Task instructions: Find each line with the string "intercourse" and report it.

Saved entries
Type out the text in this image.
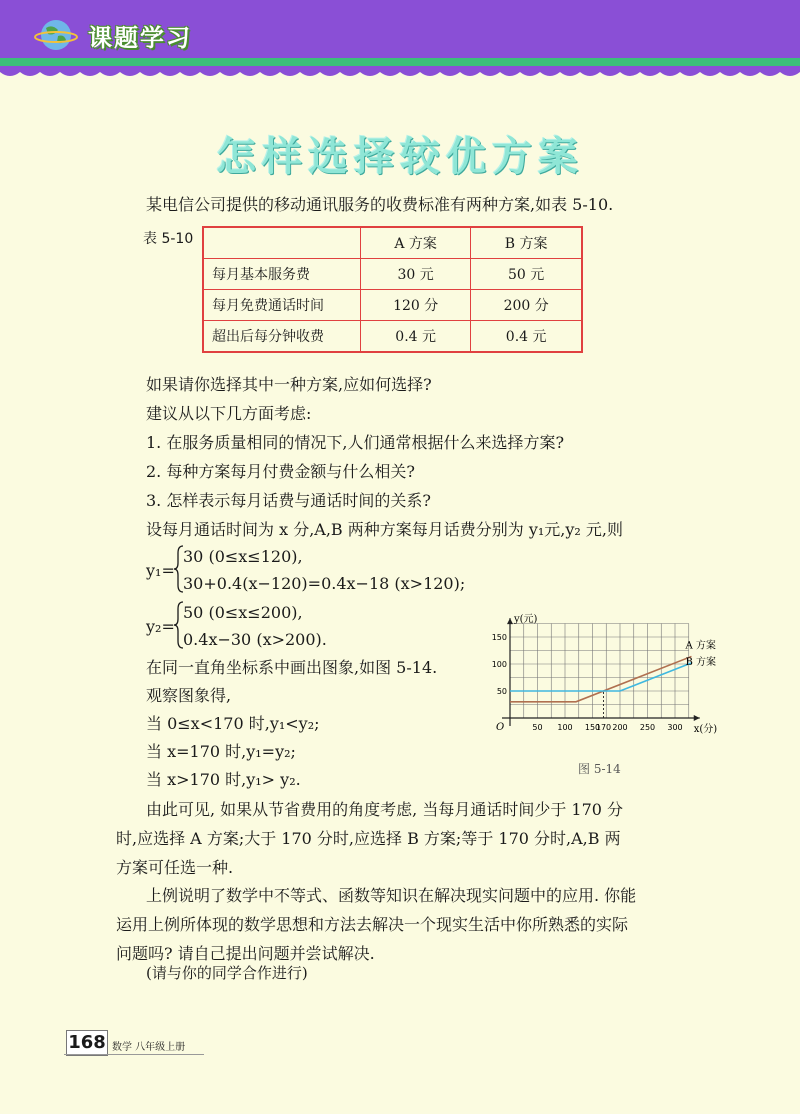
课题学习
怎样选择较优方案
某电信公司提供的移动通讯服务的收费标准有两种方案,如表 5-10.
表 5-10
		A 方案	B 方案
每月基本服务费	30 元	50 元
每月免费通话时间	120 分	200 分
超出后每分钟收费	0.4 元	0.4 元
如果请你选择其中一种方案,应如何选择?
建议从以下几方面考虑:
1. 在服务质量相同的情况下,人们通常根据什么来选择方案?
2. 每种方案每月付费金额与什么相关?
3. 怎样表示每月话费与通话时间的关系?
设每月通话时间为 x 分,A,B 两种方案每月话费分别为 y₁元,y₂ 元,则
y₁=
30 (0≤x≤120),
30+0.4(x−120)=0.4x−18 (x>120);
y₂=
50 (0≤x≤200),
0.4x−30 (x>200).
在同一直角坐标系中画出图象,如图 5-14.
观察图象得,
当 0≤x<170 时,y₁<y₂;
当 x=170 时,y₁=y₂;
当 x>170 时,y₁> y₂.
x(分)
y(元)
O	50 100 150
170 200 250 300
50
100
150
A 方案
B 方案
图 5-14
由此可见, 如果从节省费用的角度考虑, 当每月通话时间少于 170 分
时,应选择 A 方案;大于 170 分时,应选择 B 方案;等于 170 分时,A,B 两
方案可任选一种.
上例说明了数学中不等式、函数等知识在解决现实问题中的应用. 你能
运用上例所体现的数学思想和方法去解决一个现实生活中你所熟悉的实际
问题吗? 请自己提出问题并尝试解决.
(请与你的同学合作进行)
168 数学 八年级上册
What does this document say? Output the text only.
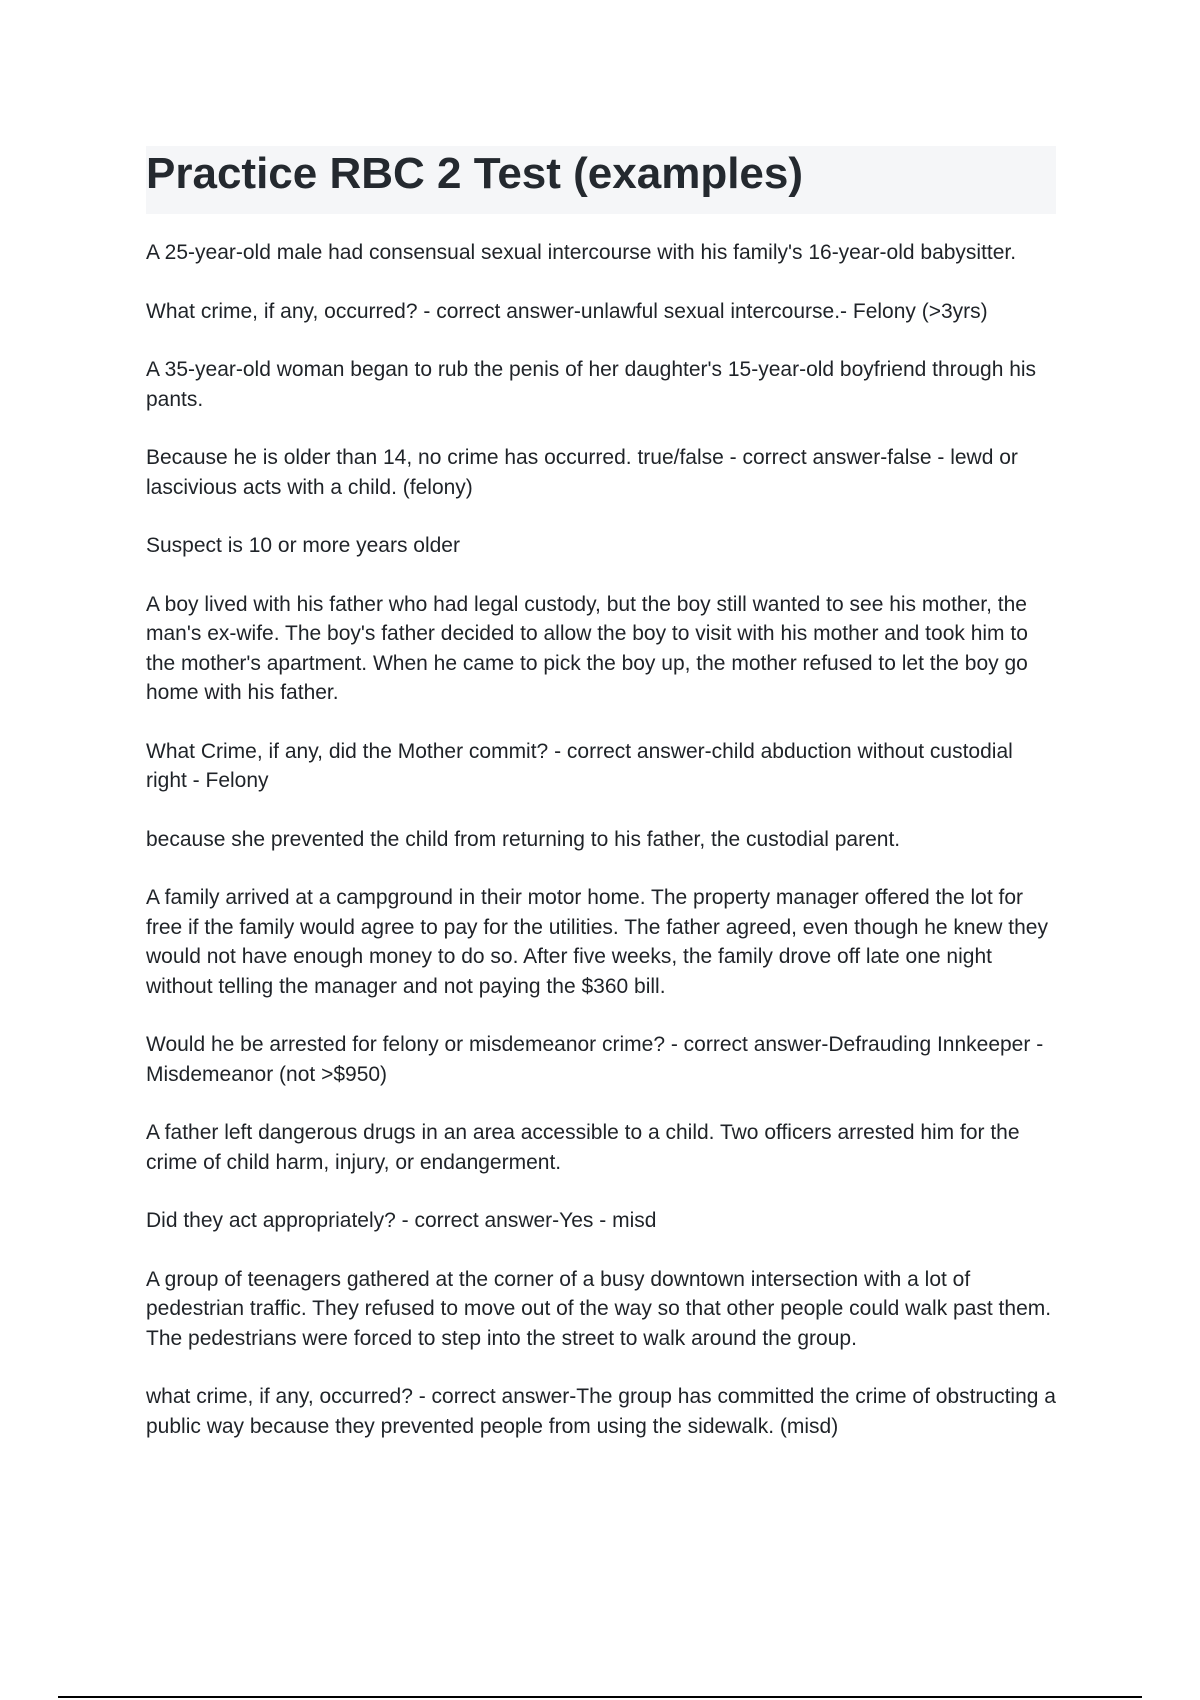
Practice RBC 2 Test (examples)

A 25-year-old male had consensual sexual intercourse with his family's 16-year-old babysitter.

What crime, if any, occurred? - correct answer-unlawful sexual intercourse.- Felony (>3yrs)

A 35-year-old woman began to rub the penis of her daughter's 15-year-old boyfriend through his pants.

Because he is older than 14, no crime has occurred. true/false - correct answer-false - lewd or lascivious acts with a child. (felony)

Suspect is 10 or more years older

A boy lived with his father who had legal custody, but the boy still wanted to see his mother, the man's ex-wife. The boy's father decided to allow the boy to visit with his mother and took him to the mother's apartment. When he came to pick the boy up, the mother refused to let the boy go home with his father.

What Crime, if any, did the Mother commit? - correct answer-child abduction without custodial right - Felony

because she prevented the child from returning to his father, the custodial parent.

A family arrived at a campground in their motor home. The property manager offered the lot for free if the family would agree to pay for the utilities. The father agreed, even though he knew they would not have enough money to do so. After five weeks, the family drove off late one night without telling the manager and not paying the $360 bill.

Would he be arrested for felony or misdemeanor crime? - correct answer-Defrauding Innkeeper - Misdemeanor (not >$950)

A father left dangerous drugs in an area accessible to a child. Two officers arrested him for the crime of child harm, injury, or endangerment.

Did they act appropriately? - correct answer-Yes - misd

A group of teenagers gathered at the corner of a busy downtown intersection with a lot of pedestrian traffic. They refused to move out of the way so that other people could walk past them. The pedestrians were forced to step into the street to walk around the group.

what crime, if any, occurred? - correct answer-The group has committed the crime of obstructing a public way because they prevented people from using the sidewalk. (misd)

Problem solution:
A 25-year-old male had consensual sexual intercourse with his family's 16-year-old babysitter.
What crime, if any, occurred? - correct answer-unlawful sexual intercourse.- Felony (>3yrs)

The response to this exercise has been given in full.